STATED EXERCISE
Retype the material word for word.

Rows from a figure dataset
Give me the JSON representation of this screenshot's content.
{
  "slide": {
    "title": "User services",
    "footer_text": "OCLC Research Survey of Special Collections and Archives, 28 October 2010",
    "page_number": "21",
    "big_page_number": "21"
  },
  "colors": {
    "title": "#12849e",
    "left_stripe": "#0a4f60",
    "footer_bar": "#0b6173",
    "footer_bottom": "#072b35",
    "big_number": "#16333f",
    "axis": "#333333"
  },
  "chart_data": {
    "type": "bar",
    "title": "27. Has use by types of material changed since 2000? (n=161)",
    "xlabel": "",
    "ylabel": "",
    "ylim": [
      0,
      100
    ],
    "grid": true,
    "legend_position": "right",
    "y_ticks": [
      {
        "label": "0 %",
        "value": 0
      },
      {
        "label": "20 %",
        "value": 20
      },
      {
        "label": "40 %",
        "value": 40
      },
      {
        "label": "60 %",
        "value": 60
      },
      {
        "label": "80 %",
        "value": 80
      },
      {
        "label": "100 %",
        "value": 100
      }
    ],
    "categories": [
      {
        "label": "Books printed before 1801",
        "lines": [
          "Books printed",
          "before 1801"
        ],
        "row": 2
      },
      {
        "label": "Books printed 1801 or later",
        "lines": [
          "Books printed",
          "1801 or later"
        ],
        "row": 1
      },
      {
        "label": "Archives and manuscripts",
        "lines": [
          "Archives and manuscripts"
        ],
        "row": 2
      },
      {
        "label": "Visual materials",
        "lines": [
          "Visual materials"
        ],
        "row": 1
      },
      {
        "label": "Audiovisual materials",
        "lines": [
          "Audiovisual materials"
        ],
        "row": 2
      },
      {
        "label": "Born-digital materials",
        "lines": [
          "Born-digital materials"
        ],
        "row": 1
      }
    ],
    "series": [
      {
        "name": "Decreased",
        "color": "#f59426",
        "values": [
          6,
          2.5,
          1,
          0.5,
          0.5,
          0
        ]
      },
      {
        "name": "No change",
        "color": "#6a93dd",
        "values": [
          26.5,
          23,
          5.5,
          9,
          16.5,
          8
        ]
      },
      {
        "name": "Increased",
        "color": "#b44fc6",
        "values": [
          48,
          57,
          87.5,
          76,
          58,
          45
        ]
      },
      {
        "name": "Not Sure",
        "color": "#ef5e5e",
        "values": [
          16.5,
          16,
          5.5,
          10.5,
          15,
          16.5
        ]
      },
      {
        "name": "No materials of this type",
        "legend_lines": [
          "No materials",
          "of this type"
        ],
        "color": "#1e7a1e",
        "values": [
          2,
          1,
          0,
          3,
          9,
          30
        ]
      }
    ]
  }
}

THE REPLY
Give me the JSON representation of this screenshot's content.
{
  "slide": {
    "title": "User services",
    "footer_text": "OCLC Research Survey of Special Collections and Archives, 28 October 2010",
    "page_number": "21",
    "big_page_number": "21"
  },
  "colors": {
    "title": "#12849e",
    "left_stripe": "#0a4f60",
    "footer_bar": "#0b6173",
    "footer_bottom": "#072b35",
    "big_number": "#16333f",
    "axis": "#333333"
  },
  "chart_data": {
    "type": "bar",
    "title": "27. Has use by types of material changed since 2000? (n=161)",
    "xlabel": "",
    "ylabel": "",
    "ylim": [
      0,
      100
    ],
    "grid": true,
    "legend_position": "right",
    "y_ticks": [
      {
        "label": "0 %",
        "value": 0
      },
      {
        "label": "20 %",
        "value": 20
      },
      {
        "label": "40 %",
        "value": 40
      },
      {
        "label": "60 %",
        "value": 60
      },
      {
        "label": "80 %",
        "value": 80
      },
      {
        "label": "100 %",
        "value": 100
      }
    ],
    "categories": [
      {
        "label": "Books printed before 1801",
        "lines": [
          "Books printed",
          "before 1801"
        ],
        "row": 2
      },
      {
        "label": "Books printed 1801 or later",
        "lines": [
          "Books printed",
          "1801 or later"
        ],
        "row": 1
      },
      {
        "label": "Archives and manuscripts",
        "lines": [
          "Archives and manuscripts"
        ],
        "row": 2
      },
      {
        "label": "Visual materials",
        "lines": [
          "Visual materials"
        ],
        "row": 1
      },
      {
        "label": "Audiovisual materials",
        "lines": [
          "Audiovisual materials"
        ],
        "row": 2
      },
      {
        "label": "Born-digital materials",
        "lines": [
          "Born-digital materials"
        ],
        "row": 1
      }
    ],
    "series": [
      {
        "name": "Decreased",
        "color": "#f59426",
        "values": [
          6,
          2.5,
          1,
          0.5,
          0.5,
          0
        ]
      },
      {
        "name": "No change",
        "color": "#6a93dd",
        "values": [
          26.5,
          23,
          5.5,
          9,
          16.5,
          8
        ]
      },
      {
        "name": "Increased",
        "color": "#b44fc6",
        "values": [
          48,
          57,
          87.5,
          76,
          58,
          45
        ]
      },
      {
        "name": "Not Sure",
        "color": "#ef5e5e",
        "values": [
          16.5,
          16,
          5.5,
          10.5,
          15,
          16.5
        ]
      },
      {
        "name": "No materials of this type",
        "legend_lines": [
          "No materials",
          "of this type"
        ],
        "color": "#1e7a1e",
        "values": [
          2,
          1,
          0,
          3,
          9,
          30
        ]
      }
    ]
  }
}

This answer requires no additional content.